** START Provided information **

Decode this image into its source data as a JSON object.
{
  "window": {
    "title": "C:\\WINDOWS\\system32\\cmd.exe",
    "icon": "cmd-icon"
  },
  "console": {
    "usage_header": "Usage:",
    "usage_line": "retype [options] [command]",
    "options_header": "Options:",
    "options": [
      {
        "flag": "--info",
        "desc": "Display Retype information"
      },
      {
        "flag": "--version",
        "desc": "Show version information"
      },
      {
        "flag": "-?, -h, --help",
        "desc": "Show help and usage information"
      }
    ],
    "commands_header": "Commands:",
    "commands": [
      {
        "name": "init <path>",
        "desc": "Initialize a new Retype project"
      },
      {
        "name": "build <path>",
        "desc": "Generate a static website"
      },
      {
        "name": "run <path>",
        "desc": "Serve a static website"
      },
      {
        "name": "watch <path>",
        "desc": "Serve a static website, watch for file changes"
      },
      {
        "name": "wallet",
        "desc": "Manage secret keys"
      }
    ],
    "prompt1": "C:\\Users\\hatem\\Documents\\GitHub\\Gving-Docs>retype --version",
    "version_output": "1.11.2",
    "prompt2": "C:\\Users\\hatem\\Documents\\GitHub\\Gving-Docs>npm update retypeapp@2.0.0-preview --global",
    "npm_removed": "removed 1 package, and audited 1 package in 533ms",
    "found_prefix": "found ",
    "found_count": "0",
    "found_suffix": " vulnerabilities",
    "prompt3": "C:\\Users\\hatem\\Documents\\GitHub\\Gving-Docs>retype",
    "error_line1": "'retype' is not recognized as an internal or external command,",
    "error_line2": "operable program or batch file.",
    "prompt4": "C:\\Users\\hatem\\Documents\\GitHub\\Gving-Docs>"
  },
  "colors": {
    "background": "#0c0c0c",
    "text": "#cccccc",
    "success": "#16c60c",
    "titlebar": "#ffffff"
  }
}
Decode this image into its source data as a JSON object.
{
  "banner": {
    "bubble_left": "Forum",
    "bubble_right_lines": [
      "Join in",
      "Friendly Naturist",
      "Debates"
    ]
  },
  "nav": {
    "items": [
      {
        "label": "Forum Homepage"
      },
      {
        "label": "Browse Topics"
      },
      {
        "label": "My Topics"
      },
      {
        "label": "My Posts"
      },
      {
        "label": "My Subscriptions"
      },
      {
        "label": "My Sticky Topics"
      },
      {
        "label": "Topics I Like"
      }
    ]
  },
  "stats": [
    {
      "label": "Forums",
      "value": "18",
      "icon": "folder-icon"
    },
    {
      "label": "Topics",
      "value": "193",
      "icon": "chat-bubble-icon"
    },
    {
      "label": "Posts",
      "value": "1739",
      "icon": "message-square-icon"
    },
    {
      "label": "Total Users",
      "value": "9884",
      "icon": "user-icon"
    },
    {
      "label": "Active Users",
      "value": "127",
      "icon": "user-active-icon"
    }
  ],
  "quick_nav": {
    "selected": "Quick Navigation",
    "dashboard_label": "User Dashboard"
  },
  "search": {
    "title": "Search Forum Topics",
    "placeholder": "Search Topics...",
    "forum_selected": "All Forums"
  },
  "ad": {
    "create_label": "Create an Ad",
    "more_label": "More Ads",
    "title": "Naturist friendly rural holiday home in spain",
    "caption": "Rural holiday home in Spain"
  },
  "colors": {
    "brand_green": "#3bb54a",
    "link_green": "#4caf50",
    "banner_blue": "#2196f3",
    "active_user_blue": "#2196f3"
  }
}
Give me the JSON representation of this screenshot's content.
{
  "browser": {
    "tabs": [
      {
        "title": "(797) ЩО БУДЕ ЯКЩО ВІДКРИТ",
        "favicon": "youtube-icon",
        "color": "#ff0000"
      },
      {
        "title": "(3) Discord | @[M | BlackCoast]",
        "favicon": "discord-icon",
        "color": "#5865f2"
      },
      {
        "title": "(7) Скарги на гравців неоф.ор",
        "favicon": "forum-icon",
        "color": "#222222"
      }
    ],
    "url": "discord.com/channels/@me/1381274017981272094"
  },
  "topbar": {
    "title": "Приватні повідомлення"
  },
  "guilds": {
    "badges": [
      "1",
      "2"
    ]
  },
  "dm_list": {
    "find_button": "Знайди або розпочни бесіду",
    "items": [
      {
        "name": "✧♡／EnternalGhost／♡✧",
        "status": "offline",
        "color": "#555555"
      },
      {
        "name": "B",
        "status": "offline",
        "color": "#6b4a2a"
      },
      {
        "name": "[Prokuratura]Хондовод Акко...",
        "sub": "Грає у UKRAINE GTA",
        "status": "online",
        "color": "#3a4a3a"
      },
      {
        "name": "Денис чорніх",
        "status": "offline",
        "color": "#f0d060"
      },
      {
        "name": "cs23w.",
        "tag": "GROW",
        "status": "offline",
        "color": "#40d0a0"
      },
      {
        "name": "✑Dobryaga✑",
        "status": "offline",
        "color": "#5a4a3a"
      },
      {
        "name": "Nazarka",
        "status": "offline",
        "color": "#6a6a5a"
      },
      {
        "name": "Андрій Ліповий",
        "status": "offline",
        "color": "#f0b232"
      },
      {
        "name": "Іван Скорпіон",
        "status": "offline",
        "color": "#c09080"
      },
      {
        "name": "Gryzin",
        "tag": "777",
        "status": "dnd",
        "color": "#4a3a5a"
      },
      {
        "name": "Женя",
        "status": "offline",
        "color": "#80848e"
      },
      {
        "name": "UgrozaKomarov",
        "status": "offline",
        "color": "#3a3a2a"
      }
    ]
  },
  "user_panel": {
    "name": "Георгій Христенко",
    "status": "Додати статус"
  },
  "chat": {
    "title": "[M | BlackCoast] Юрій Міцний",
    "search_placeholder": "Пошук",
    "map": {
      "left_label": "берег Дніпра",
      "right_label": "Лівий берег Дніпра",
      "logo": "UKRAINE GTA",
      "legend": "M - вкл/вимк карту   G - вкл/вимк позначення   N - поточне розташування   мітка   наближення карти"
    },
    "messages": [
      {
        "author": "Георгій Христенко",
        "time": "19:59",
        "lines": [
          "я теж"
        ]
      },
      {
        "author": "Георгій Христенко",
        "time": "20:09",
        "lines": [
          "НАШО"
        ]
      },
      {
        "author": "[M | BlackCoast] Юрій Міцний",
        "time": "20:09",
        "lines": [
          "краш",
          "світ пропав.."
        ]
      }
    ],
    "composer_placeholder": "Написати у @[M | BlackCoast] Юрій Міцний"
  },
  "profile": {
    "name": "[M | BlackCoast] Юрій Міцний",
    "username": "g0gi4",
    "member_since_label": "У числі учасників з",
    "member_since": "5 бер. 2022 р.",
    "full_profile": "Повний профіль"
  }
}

** END Provided information **

- **Set problem**
Copy all lines of the listing above that contain the string "Show".

- **Final result**
        "desc": "Show version information"
        "desc": "Show help and usage information"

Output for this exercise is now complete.